# start of DATASET EXCERPTS

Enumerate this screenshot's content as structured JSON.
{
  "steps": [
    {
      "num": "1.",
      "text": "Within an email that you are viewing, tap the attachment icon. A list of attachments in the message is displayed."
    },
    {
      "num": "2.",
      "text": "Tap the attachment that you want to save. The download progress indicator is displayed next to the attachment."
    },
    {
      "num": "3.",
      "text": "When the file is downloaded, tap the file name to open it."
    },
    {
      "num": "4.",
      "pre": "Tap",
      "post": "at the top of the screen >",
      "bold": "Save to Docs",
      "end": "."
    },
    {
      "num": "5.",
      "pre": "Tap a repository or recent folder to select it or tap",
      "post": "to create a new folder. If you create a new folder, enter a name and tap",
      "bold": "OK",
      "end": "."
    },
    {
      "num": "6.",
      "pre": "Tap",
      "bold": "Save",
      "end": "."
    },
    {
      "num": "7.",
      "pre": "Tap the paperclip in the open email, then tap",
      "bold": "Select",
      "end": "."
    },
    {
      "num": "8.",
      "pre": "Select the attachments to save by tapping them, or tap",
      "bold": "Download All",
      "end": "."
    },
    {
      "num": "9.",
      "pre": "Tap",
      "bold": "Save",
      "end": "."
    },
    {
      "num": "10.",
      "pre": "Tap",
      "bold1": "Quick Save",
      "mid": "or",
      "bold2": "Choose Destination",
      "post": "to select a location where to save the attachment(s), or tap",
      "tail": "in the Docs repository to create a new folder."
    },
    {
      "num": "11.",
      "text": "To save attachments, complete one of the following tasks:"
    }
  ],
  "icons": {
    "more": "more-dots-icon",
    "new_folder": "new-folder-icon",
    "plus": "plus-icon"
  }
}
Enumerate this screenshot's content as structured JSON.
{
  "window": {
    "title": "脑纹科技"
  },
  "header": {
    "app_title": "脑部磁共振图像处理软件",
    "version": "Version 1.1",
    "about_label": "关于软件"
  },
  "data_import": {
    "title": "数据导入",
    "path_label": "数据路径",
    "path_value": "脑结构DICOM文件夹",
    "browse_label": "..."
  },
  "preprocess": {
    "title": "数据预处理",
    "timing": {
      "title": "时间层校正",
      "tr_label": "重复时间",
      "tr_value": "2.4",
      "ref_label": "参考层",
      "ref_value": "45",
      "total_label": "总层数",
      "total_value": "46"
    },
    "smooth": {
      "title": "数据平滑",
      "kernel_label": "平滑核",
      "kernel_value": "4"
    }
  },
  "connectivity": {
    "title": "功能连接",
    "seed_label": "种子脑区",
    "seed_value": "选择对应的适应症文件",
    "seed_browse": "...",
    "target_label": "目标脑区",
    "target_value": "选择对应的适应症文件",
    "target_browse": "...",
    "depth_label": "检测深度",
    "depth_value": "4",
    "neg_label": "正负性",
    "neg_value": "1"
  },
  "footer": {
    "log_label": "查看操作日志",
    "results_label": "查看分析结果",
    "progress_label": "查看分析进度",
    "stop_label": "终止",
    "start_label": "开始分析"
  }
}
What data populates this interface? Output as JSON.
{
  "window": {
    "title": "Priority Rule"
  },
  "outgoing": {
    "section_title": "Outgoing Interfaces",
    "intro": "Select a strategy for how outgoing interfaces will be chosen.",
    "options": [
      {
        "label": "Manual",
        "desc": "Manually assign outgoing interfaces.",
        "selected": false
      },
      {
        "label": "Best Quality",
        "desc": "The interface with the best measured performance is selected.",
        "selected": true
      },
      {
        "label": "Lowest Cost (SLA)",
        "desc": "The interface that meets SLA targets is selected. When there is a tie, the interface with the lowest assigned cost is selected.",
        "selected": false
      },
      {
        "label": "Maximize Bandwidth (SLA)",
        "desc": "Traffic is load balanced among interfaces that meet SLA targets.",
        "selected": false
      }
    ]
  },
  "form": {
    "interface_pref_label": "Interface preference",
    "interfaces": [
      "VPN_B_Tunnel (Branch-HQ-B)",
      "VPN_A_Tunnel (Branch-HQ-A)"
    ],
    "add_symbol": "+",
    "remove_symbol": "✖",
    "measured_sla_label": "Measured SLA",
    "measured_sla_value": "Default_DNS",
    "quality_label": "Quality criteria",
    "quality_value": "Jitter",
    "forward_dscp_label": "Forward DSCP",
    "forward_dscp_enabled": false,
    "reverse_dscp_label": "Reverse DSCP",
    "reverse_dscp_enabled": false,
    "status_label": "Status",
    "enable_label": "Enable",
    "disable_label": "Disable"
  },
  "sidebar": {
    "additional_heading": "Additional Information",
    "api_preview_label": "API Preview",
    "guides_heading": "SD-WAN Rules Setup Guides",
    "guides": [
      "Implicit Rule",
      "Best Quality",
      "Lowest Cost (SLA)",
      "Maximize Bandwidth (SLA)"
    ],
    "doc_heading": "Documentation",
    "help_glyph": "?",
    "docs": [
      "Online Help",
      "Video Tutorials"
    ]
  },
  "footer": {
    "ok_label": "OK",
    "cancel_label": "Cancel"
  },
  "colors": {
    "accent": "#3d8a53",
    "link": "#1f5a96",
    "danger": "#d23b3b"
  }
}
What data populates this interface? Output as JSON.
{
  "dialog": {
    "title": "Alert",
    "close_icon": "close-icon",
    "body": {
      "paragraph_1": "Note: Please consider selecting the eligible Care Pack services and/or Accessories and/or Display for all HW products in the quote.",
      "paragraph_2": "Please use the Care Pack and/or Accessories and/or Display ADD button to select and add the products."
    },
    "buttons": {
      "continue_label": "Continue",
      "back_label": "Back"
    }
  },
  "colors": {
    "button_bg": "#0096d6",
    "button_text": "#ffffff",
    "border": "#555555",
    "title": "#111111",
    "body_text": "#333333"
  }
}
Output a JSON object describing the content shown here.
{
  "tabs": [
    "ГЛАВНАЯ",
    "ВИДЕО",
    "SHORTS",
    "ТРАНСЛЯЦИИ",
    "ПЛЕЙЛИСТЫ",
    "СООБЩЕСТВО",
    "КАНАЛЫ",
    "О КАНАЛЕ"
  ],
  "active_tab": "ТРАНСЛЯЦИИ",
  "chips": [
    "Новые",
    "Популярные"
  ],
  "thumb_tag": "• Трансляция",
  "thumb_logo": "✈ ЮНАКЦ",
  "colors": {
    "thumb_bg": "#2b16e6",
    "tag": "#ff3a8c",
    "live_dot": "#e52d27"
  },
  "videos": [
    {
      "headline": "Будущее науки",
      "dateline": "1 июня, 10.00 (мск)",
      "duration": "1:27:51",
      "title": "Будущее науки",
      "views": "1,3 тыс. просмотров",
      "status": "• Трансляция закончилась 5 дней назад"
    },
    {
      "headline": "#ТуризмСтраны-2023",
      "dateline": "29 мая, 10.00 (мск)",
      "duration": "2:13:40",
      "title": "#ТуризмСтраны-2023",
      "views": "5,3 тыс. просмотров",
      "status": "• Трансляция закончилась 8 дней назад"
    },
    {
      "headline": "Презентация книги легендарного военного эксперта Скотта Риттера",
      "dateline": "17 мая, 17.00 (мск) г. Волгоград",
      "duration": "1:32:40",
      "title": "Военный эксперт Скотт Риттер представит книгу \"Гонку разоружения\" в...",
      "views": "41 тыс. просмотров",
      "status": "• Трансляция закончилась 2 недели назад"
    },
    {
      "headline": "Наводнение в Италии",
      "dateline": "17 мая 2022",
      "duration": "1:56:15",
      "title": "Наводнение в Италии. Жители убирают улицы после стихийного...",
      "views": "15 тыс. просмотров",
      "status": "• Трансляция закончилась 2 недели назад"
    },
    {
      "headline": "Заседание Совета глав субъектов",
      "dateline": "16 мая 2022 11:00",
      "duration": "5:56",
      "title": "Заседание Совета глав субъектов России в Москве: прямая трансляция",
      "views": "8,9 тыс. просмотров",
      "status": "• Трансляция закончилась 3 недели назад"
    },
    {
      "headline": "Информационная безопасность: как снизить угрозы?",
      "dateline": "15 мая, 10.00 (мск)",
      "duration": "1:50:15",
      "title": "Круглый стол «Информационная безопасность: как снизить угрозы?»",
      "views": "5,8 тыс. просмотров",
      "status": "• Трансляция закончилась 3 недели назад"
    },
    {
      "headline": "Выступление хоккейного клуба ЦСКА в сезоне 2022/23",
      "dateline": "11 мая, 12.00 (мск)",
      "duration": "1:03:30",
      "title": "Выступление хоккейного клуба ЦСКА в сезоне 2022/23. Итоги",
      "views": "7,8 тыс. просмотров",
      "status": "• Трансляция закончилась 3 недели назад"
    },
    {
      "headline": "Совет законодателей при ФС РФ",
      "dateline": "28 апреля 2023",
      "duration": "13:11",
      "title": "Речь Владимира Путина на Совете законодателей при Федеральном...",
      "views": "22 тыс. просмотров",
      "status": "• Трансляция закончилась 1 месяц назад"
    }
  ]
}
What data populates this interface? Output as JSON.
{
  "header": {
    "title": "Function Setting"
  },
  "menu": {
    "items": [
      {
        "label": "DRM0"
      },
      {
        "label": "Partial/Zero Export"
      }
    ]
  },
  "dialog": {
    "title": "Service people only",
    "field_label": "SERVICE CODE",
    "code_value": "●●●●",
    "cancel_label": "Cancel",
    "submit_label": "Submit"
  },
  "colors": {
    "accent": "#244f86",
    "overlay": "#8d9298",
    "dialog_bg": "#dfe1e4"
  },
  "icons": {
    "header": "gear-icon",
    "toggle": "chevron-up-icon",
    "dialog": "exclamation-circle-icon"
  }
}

# end of DATASET EXCERPTS

List the lines of the records where "ЦСКА" occurs.

      "headline": "Выступление хоккейного клуба ЦСКА в сезоне 2022/23",
      "title": "Выступление хоккейного клуба ЦСКА в сезоне 2022/23. Итоги",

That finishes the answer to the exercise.